Task instructions.
Repeat exactly the lines from the one containing "Transcribe this chart's" through the one containing "Decode this chart: output", both lines included, please, without any other lines.

— start Dataset content —

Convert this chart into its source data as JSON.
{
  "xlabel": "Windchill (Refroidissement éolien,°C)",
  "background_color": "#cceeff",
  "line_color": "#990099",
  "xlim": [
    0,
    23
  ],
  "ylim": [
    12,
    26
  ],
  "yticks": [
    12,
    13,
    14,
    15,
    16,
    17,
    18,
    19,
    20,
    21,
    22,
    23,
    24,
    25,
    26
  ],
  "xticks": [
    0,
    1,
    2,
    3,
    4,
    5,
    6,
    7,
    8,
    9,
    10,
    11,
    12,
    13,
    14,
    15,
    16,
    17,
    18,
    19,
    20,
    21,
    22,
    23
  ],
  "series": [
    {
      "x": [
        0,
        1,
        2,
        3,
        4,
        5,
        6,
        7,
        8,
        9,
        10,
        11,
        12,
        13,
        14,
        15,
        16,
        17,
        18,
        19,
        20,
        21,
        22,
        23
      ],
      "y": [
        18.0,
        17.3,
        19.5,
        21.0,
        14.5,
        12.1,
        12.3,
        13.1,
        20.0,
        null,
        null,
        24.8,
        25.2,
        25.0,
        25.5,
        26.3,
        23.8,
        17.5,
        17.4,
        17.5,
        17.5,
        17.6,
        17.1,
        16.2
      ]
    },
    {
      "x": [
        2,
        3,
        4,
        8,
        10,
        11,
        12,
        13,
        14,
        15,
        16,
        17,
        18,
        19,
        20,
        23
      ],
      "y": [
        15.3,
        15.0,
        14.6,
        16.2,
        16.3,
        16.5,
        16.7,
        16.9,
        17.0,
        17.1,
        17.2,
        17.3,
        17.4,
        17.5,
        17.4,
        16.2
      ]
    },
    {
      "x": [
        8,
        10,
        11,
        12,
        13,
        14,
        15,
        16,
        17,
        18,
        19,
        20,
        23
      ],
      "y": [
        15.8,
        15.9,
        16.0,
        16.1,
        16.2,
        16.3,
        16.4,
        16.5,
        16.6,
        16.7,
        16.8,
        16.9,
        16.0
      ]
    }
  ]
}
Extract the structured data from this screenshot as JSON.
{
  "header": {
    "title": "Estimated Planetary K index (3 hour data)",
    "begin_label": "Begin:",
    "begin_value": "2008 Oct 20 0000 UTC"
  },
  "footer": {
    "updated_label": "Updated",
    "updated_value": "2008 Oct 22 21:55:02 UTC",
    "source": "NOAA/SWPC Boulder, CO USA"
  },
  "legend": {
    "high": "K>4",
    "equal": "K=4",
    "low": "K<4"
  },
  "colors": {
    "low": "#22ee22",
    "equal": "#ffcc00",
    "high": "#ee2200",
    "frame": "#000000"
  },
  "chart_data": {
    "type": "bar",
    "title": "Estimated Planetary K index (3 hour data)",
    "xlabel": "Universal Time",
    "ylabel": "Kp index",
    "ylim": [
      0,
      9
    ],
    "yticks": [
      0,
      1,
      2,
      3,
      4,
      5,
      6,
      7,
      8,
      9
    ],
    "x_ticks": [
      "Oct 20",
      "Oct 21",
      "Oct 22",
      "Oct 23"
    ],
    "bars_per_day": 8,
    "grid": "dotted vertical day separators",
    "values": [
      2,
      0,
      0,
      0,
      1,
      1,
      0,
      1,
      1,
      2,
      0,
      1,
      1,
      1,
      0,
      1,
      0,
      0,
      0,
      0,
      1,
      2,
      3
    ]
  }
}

— end Dataset content —
— start Dataset content —

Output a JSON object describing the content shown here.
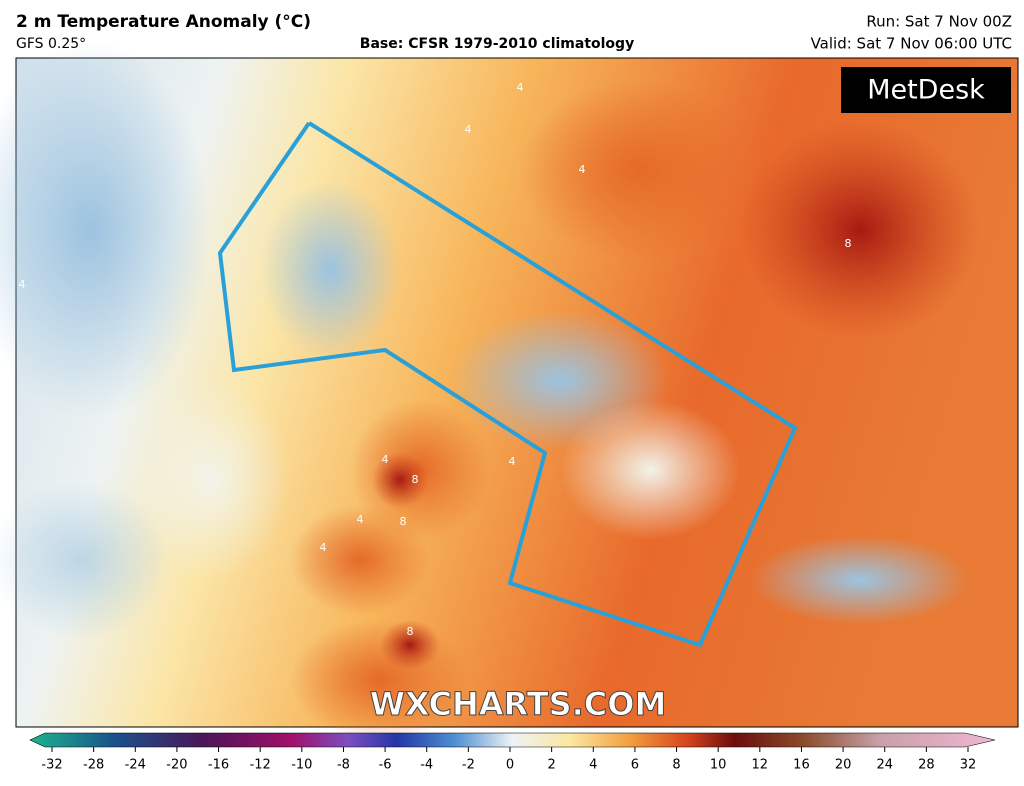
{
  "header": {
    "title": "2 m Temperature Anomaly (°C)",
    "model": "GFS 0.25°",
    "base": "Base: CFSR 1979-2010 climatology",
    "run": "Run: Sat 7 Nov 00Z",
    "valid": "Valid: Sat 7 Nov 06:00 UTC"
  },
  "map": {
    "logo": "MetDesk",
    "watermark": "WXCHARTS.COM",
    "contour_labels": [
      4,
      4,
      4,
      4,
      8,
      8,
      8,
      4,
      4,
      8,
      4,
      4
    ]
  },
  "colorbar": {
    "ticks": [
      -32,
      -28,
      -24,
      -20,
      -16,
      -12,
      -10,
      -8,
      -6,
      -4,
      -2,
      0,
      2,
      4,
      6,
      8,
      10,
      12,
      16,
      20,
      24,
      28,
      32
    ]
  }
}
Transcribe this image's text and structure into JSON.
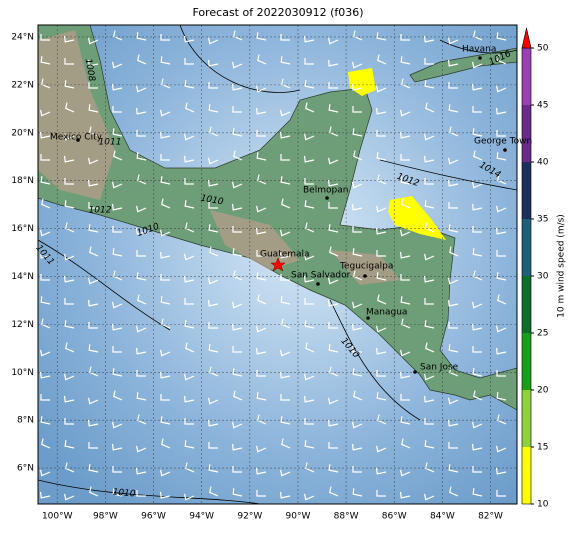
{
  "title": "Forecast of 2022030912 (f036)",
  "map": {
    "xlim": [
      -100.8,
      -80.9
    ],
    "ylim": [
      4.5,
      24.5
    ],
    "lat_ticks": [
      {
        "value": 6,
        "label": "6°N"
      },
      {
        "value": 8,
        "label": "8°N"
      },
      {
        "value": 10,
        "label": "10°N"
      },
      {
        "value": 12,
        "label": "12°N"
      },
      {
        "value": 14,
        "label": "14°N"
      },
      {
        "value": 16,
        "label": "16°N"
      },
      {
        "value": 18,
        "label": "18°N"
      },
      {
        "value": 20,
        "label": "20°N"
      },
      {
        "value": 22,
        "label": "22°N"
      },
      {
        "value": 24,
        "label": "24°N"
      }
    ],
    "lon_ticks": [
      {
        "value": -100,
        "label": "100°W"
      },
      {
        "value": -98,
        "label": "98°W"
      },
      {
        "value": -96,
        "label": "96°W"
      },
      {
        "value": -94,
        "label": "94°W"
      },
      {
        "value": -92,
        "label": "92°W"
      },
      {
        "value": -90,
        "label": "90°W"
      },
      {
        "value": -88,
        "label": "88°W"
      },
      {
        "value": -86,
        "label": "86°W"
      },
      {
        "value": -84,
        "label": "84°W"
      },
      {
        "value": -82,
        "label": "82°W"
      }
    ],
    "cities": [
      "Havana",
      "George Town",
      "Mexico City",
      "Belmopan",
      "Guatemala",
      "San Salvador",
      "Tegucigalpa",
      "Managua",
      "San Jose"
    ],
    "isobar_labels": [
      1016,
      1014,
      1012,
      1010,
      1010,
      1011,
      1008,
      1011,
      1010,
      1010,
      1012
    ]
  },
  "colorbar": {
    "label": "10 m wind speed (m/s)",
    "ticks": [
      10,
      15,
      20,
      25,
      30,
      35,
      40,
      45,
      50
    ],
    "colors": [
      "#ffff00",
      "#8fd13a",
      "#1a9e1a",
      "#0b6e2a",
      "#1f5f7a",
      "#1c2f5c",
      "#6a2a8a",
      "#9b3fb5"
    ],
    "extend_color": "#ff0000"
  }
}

— end Dataset content —
— start Dataset content —

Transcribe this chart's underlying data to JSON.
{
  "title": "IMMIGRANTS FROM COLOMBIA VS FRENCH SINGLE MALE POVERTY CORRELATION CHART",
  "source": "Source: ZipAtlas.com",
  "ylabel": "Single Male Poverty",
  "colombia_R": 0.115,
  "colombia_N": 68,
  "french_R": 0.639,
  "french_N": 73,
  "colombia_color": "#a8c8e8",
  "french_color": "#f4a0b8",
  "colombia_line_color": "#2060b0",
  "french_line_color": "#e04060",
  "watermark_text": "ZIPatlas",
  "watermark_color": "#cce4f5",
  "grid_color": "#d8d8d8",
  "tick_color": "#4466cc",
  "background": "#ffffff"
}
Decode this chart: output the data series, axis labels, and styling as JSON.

— end Dataset content —

Solution for this task.
Transcribe this chart's underlying data to JSON.
{
  "title": "IMMIGRANTS FROM COLOMBIA VS FRENCH SINGLE MALE POVERTY CORRELATION CHART",
  "source": "Source: ZipAtlas.com",
  "ylabel": "Single Male Poverty",
  "colombia_R": 0.115,
  "colombia_N": 68,
  "french_R": 0.639,
  "french_N": 73,
  "colombia_color": "#a8c8e8",
  "french_color": "#f4a0b8",
  "colombia_line_color": "#2060b0",
  "french_line_color": "#e04060",
  "watermark_text": "ZIPatlas",
  "watermark_color": "#cce4f5",
  "grid_color": "#d8d8d8",
  "tick_color": "#4466cc",
  "background": "#ffffff"
}
Decode this chart: output the data series, axis labels, and styling as JSON.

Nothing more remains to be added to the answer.